**GIVEN PROBLEM**
Below is some material; transcribe all of it exactly.

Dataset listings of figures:

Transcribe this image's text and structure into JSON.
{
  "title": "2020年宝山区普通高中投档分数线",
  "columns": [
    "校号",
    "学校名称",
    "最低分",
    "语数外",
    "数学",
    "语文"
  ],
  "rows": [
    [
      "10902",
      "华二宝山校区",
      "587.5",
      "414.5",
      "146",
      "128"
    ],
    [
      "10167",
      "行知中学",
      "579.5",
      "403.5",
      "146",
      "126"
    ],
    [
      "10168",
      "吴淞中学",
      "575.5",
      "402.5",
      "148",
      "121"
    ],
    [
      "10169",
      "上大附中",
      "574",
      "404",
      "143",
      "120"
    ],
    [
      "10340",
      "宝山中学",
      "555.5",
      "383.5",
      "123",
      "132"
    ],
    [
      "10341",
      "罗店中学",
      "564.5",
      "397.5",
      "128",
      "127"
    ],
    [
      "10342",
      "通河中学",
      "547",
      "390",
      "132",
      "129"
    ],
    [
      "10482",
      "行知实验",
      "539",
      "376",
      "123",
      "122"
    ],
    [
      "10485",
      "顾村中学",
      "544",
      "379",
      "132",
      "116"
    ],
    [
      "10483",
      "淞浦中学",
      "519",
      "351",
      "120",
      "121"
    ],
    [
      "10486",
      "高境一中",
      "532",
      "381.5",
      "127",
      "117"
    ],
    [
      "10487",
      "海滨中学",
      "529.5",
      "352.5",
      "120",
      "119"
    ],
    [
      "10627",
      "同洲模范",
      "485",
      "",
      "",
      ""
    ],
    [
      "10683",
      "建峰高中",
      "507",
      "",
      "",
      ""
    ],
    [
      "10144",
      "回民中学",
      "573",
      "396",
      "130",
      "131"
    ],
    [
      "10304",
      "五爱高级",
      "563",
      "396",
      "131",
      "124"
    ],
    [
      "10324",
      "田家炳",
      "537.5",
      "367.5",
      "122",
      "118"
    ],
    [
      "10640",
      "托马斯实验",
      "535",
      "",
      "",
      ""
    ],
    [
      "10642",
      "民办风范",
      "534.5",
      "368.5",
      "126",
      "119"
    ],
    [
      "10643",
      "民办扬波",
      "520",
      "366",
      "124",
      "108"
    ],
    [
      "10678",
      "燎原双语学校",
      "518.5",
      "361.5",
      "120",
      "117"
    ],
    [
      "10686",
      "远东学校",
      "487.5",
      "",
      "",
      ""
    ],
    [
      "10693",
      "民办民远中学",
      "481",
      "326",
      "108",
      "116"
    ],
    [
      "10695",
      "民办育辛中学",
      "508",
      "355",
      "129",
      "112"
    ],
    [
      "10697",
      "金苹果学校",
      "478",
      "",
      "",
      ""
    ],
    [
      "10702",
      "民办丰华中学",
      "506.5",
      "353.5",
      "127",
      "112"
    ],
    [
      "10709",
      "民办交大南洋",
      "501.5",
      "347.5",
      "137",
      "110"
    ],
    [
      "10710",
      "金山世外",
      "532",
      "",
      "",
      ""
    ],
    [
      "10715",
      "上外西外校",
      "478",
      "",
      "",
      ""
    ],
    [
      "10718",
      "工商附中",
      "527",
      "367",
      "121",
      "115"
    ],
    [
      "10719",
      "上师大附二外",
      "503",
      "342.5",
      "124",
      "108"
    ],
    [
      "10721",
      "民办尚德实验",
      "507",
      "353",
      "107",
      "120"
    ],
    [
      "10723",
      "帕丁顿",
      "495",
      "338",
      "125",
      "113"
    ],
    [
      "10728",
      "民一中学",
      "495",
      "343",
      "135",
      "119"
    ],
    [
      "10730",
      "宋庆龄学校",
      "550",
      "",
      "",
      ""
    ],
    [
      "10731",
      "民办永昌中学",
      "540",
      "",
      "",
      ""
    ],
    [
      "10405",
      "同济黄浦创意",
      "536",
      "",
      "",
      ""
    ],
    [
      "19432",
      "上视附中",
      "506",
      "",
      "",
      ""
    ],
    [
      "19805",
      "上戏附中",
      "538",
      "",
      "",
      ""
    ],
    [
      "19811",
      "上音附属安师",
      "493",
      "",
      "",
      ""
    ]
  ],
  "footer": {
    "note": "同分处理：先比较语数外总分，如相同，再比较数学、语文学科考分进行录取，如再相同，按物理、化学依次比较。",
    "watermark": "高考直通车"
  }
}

**TASK RESULT**
Transcribe this image's text and structure into JSON.
{
  "title": "2020年宝山区普通高中投档分数线",
  "columns": [
    "校号",
    "学校名称",
    "最低分",
    "语数外",
    "数学",
    "语文"
  ],
  "rows": [
    [
      "10902",
      "华二宝山校区",
      "587.5",
      "414.5",
      "146",
      "128"
    ],
    [
      "10167",
      "行知中学",
      "579.5",
      "403.5",
      "146",
      "126"
    ],
    [
      "10168",
      "吴淞中学",
      "575.5",
      "402.5",
      "148",
      "121"
    ],
    [
      "10169",
      "上大附中",
      "574",
      "404",
      "143",
      "120"
    ],
    [
      "10340",
      "宝山中学",
      "555.5",
      "383.5",
      "123",
      "132"
    ],
    [
      "10341",
      "罗店中学",
      "564.5",
      "397.5",
      "128",
      "127"
    ],
    [
      "10342",
      "通河中学",
      "547",
      "390",
      "132",
      "129"
    ],
    [
      "10482",
      "行知实验",
      "539",
      "376",
      "123",
      "122"
    ],
    [
      "10485",
      "顾村中学",
      "544",
      "379",
      "132",
      "116"
    ],
    [
      "10483",
      "淞浦中学",
      "519",
      "351",
      "120",
      "121"
    ],
    [
      "10486",
      "高境一中",
      "532",
      "381.5",
      "127",
      "117"
    ],
    [
      "10487",
      "海滨中学",
      "529.5",
      "352.5",
      "120",
      "119"
    ],
    [
      "10627",
      "同洲模范",
      "485",
      "",
      "",
      ""
    ],
    [
      "10683",
      "建峰高中",
      "507",
      "",
      "",
      ""
    ],
    [
      "10144",
      "回民中学",
      "573",
      "396",
      "130",
      "131"
    ],
    [
      "10304",
      "五爱高级",
      "563",
      "396",
      "131",
      "124"
    ],
    [
      "10324",
      "田家炳",
      "537.5",
      "367.5",
      "122",
      "118"
    ],
    [
      "10640",
      "托马斯实验",
      "535",
      "",
      "",
      ""
    ],
    [
      "10642",
      "民办风范",
      "534.5",
      "368.5",
      "126",
      "119"
    ],
    [
      "10643",
      "民办扬波",
      "520",
      "366",
      "124",
      "108"
    ],
    [
      "10678",
      "燎原双语学校",
      "518.5",
      "361.5",
      "120",
      "117"
    ],
    [
      "10686",
      "远东学校",
      "487.5",
      "",
      "",
      ""
    ],
    [
      "10693",
      "民办民远中学",
      "481",
      "326",
      "108",
      "116"
    ],
    [
      "10695",
      "民办育辛中学",
      "508",
      "355",
      "129",
      "112"
    ],
    [
      "10697",
      "金苹果学校",
      "478",
      "",
      "",
      ""
    ],
    [
      "10702",
      "民办丰华中学",
      "506.5",
      "353.5",
      "127",
      "112"
    ],
    [
      "10709",
      "民办交大南洋",
      "501.5",
      "347.5",
      "137",
      "110"
    ],
    [
      "10710",
      "金山世外",
      "532",
      "",
      "",
      ""
    ],
    [
      "10715",
      "上外西外校",
      "478",
      "",
      "",
      ""
    ],
    [
      "10718",
      "工商附中",
      "527",
      "367",
      "121",
      "115"
    ],
    [
      "10719",
      "上师大附二外",
      "503",
      "342.5",
      "124",
      "108"
    ],
    [
      "10721",
      "民办尚德实验",
      "507",
      "353",
      "107",
      "120"
    ],
    [
      "10723",
      "帕丁顿",
      "495",
      "338",
      "125",
      "113"
    ],
    [
      "10728",
      "民一中学",
      "495",
      "343",
      "135",
      "119"
    ],
    [
      "10730",
      "宋庆龄学校",
      "550",
      "",
      "",
      ""
    ],
    [
      "10731",
      "民办永昌中学",
      "540",
      "",
      "",
      ""
    ],
    [
      "10405",
      "同济黄浦创意",
      "536",
      "",
      "",
      ""
    ],
    [
      "19432",
      "上视附中",
      "506",
      "",
      "",
      ""
    ],
    [
      "19805",
      "上戏附中",
      "538",
      "",
      "",
      ""
    ],
    [
      "19811",
      "上音附属安师",
      "493",
      "",
      "",
      ""
    ]
  ],
  "footer": {
    "note": "同分处理：先比较语数外总分，如相同，再比较数学、语文学科考分进行录取，如再相同，按物理、化学依次比较。",
    "watermark": "高考直通车"
  }
}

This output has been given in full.